Stephanie Turner escribe, dirige y actúa en Justine (2019), un largometraje sobre el deterioro y la posibilidad de la recuperación personal desde la simpatía o el influjo recíproco. Esta es una de las obras recientes más hermosas del llamado cine indie.
A las películas producidas fuera de los grandes estudios cinematográficos o el llamado cine independiente se le cataloga de indie. El término, en general, hace referencia a la subcultura contemporánea que comprende asimismo la música y otras artes. Que una obra cinematográfica sea indie no supone carezca de calidad. Lo que se hace con menos presupuesto y obviando muchas de las convenciones del cine de clase A. Aunque ya ni siquiera esto último es lo que caracteriza en verdad a los filmes de esa categoría, sino la recurrencia de temas que la gran industria decide pasar por alto, de temas y de cómo abordarlos. Acaso si Moonlight (Barry Jenkins, 2017) hubiera sido pensada en cada aspecto por un director(a) indie, mejor largometraje hubiéramos visto. La idea, admitámoslo, quedaría en el terreno de las suposiciones.
El cine independiente es arriesgado, creativo y crítico, sobre todo crítico en relación con el sueño americano o de cómo se ve el sujeto contemporáneo desde la nación norteña. Varios son los cineastas independientes que luego han sido asumidos por los grandes estudios: desde Woody Allen hasta Steven Soderbergh. Y entre ellos dos hay una cantidad muy apreciable de directores con películas tan diferentes, que no vendría al caso esbozar una lista. Cabría recordar además que el Festival de Cine de Sundance exhibe y por tanto promueve numerosas películas alejadas de la cultura principal, lo que se conoce por mainstream.
Una de las recientes obras que ha llamado la atención por su aparente sencillez es Justine (Stephanie Turner, 2019). La obra, distribuida por Netflix, entra en los vínculos de la familia y las relaciones interpersonales. Lisa Wade (Stephanie Turner), una mujer joven y madre de dos hijos, anda tras la búsqueda del trabajo apropiado. Es exigente y, desde los primeros minutos de la trama, el espectador se percata de que algo terriblemente emocional sucede con ella. Luego se comprueba que, en efecto, se ocupa poco de sus hijos y su marido no está en casa. Pareciera que asistimos a esos relatos de mamás sacrificadas en que ellas harán de todo para asegurar a los suyos. Pero no es el caso. A esta chica se le ha derrumbado su mundo porque su esposo policía ha muerto cumpliendo sus funciones. Ella sabe que él no volverá, no obstante desea que se le esclarezcan los hechos de su muerte, como si ello le fuera a facilitar la vida que, de pronto, ha decidido llevar. No les da cariño a los niños y es su suegro (Glynn Turman) quien se ocupa de la educación y divertimento fuera de la escuela.

LÍNEAS DE DATOS –
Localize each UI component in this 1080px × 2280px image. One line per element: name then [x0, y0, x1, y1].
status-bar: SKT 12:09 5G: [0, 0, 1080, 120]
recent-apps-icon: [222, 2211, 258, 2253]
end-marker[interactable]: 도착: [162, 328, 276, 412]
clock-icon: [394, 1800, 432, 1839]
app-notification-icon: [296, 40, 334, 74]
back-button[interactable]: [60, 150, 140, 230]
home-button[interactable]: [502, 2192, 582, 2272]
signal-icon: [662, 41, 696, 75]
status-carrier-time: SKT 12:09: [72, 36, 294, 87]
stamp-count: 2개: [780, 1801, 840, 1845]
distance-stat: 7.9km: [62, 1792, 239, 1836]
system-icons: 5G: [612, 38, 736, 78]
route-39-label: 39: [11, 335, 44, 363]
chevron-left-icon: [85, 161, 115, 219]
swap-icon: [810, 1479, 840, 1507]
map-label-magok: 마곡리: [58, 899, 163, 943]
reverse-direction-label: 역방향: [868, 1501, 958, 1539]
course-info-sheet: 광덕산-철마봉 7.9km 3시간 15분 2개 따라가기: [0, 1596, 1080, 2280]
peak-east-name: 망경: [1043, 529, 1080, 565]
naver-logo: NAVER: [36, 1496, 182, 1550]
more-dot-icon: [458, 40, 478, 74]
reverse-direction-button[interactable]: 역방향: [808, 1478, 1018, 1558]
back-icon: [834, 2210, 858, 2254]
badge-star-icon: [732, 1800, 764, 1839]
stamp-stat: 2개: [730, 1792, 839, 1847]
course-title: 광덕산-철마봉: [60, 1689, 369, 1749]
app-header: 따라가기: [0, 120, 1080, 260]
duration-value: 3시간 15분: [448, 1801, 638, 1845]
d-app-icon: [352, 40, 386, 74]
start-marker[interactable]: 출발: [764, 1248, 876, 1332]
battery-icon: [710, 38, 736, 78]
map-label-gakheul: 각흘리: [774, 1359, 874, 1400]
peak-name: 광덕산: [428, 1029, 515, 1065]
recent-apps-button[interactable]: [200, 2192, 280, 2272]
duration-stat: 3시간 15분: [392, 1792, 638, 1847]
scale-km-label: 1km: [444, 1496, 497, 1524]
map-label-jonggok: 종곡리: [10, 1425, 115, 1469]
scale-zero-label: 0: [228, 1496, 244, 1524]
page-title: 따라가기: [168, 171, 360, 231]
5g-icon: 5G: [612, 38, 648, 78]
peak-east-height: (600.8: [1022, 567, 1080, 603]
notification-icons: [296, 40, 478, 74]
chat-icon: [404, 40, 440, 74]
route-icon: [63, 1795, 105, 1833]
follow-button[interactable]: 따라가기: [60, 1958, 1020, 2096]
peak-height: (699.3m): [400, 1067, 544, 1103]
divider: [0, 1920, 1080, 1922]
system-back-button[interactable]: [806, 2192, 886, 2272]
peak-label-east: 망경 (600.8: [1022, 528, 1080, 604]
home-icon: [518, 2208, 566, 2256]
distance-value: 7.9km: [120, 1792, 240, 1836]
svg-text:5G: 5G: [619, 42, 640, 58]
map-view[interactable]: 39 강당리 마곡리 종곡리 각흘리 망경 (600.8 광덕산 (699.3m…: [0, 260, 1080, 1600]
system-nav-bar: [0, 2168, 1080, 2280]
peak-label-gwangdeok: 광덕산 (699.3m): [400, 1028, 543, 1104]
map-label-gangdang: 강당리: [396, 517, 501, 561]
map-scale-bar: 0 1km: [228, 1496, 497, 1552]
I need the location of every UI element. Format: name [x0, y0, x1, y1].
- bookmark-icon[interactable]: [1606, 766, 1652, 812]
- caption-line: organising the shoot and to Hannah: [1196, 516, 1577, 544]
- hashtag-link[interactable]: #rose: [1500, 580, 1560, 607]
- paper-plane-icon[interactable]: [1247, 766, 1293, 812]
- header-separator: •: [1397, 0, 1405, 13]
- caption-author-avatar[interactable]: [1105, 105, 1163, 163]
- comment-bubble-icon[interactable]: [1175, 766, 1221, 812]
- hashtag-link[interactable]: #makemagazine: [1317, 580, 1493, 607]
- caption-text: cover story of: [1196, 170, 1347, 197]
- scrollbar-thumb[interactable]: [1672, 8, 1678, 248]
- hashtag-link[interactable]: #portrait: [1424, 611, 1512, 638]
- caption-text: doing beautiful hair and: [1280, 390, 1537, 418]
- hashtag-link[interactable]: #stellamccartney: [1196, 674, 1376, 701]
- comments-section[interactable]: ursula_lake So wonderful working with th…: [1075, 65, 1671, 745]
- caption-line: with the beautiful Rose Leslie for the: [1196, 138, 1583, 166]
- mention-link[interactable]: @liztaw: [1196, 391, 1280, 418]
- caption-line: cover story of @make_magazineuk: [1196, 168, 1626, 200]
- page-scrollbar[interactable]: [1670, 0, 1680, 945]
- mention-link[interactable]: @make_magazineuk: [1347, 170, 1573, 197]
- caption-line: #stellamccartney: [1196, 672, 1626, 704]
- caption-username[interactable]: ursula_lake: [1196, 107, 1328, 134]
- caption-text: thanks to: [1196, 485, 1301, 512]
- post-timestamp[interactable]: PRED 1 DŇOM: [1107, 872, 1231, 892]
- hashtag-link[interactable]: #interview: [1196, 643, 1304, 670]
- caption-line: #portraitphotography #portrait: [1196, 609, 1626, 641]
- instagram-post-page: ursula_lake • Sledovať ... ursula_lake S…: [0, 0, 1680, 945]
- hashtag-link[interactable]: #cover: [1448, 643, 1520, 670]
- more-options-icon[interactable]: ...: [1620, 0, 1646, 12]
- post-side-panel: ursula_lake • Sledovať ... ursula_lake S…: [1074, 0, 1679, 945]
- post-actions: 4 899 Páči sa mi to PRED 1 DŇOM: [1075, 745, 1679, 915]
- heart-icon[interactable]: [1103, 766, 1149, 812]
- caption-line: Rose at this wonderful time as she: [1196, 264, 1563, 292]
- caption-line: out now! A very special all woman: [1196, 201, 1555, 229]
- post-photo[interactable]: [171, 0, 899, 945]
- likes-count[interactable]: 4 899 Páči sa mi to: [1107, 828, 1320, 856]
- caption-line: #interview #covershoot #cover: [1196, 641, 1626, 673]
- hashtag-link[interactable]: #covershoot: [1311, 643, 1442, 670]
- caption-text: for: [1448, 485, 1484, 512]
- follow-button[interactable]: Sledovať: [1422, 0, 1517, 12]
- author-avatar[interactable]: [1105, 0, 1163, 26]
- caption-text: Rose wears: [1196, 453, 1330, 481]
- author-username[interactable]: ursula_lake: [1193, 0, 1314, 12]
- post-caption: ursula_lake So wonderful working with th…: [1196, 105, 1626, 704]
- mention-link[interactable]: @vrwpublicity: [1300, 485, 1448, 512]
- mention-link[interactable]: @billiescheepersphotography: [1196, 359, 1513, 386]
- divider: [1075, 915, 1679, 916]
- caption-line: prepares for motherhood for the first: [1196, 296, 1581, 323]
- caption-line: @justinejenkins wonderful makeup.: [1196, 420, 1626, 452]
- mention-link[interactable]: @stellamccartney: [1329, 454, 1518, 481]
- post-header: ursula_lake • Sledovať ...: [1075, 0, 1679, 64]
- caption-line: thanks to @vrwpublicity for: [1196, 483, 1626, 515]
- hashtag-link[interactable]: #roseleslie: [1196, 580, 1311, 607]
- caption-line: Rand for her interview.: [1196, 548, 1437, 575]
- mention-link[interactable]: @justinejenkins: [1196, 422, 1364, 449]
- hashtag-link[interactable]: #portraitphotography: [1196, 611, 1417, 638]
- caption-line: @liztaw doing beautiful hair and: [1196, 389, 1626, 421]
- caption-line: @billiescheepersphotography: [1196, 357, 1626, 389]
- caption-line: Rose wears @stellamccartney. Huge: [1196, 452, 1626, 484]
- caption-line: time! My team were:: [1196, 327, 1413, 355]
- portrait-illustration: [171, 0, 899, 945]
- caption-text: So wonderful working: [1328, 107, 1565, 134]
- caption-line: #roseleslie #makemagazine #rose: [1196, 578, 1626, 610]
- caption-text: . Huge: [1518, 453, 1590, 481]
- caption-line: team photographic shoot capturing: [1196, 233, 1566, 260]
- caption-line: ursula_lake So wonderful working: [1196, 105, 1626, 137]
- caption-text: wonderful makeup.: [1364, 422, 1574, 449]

QUÉ DEBES HACER –
1. Según el texto sobre Justine, ¿qué le pasó al esposo de Lisa Wade?
2. Enumera todas las personas del mundo del cine que nombra el texto sobre Justine, sin incluir personajes de ficción.
3. Reproduce del texto sobre Justine el fragmento que va desde "El cine independiente" hasta "conoce por mainstream.".

SOLUCIONES POR TAREA –
1. Murió cumpliendo sus funciones como policía.

2. Stephanie Turner, Barry Jenkins, Woody Allen, Steven Soderbergh y Glynn Turman.

3.
El cine independiente es arriesgado, creativo y crítico, sobre todo crítico en relación con el sueño americano o de cómo se ve el sujeto contemporáneo desde la nación norteña. Varios son los cineastas independientes que luego han sido asumidos por los grandes estudios: desde Woody Allen hasta Steven Soderbergh. Y entre ellos dos hay una cantidad muy apreciable de directores con películas tan diferentes, que no vendría al caso esbozar una lista. Cabría recordar además que el Festival de Cine de Sundance exhibe y por tanto promueve numerosas películas alejadas de la cultura principal, lo que se conoce por mainstream.